• **Task goal**
Reproduce each line bearing the word "content".

• **Provided information**
------------------------------------

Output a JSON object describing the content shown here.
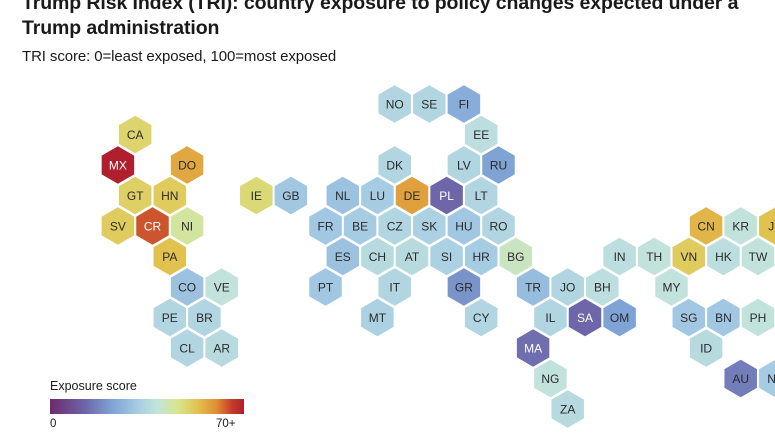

------------------------------------

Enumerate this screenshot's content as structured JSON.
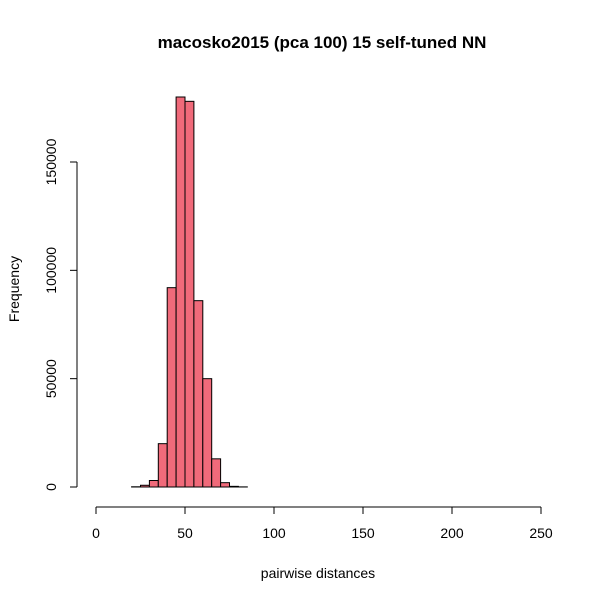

------------------------------------

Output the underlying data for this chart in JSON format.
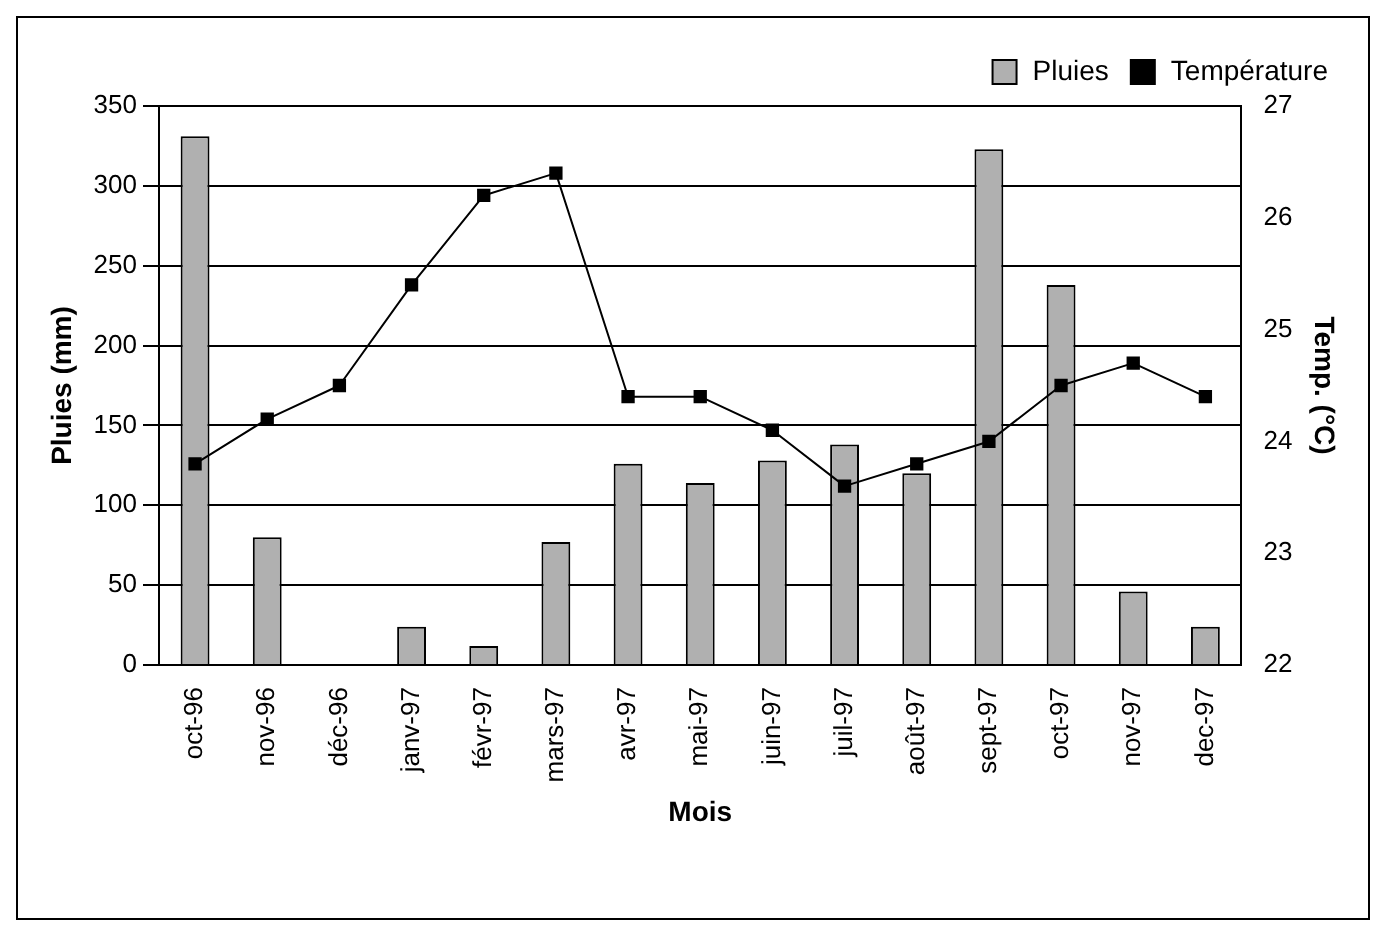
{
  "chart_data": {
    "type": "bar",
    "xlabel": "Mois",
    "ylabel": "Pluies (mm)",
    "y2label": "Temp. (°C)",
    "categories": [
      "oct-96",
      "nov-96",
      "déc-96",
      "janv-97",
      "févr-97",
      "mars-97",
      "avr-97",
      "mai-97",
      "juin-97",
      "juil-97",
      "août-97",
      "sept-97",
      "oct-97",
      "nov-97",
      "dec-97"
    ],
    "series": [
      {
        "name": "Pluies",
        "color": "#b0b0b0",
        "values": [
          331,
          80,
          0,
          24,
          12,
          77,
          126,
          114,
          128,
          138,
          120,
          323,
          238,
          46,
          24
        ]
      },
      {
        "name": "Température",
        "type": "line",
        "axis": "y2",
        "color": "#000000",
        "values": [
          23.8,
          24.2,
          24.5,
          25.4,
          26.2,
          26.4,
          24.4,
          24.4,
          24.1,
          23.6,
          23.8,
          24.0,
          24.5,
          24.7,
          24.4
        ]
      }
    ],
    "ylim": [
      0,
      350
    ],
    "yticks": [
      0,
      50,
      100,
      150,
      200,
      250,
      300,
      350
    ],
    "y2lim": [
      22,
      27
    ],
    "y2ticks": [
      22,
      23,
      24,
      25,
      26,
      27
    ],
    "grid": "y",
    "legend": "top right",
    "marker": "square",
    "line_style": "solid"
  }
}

------------------------------------

• **The response**
Output a JSON object describing the content shown here.
Enumerate this screenshot's content as structured JSON.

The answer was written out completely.